### [Aim]
Copy the records that follow exactly as written, but not their pictures.

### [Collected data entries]
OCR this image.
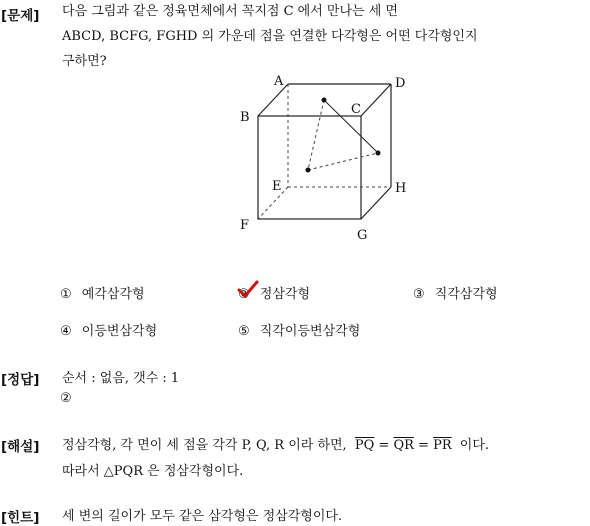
[문제] 다음 그림과 같은 정육면체에서 꼭지점 C 에서 만나는 세 면
ABCD, BCFG, FGHD 의 가운데 점을 연결한 다각형은 어떤 다각형인지
구하면?
A	D
B
C
E	H
F
G
① 예각삼각형	② 정삼각형	③ 직각삼각형
④ 이등변삼각형	⑤ 직각이등변삼각형
[정답] 순서 : 없음, 갯수 : 1
②
[해설] 정삼각형, 각 면이 세 점을 각각 P, Q, R 이라 하면, $\overline{PQ} = \overline{QR} = \overline{PR}$ 이다.
따라서 △PQR 은 정삼각형이다.
[힌트] 세 변의 길이가 모두 같은 삼각형은 정삼각형이다.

### [Exercise answer]
OCR this image.
[문제] 다음 그림과 같은 정육면체에서 꼭지점 C 에서 만나는 세 면
ABCD, BCFG, FGHD 의 가운데 점을 연결한 다각형은 어떤 다각형인지
구하면?
A	D
B
C
E	H
F
G
① 예각삼각형	② 정삼각형	③ 직각삼각형
④ 이등변삼각형	⑤ 직각이등변삼각형
[정답] 순서 : 없음, 갯수 : 1
②
[해설] 정삼각형, 각 면이 세 점을 각각 P, Q, R 이라 하면, $\overline{PQ} = \overline{QR} = \overline{PR}$ 이다.
따라서 △PQR 은 정삼각형이다.
[힌트] 세 변의 길이가 모두 같은 삼각형은 정삼각형이다.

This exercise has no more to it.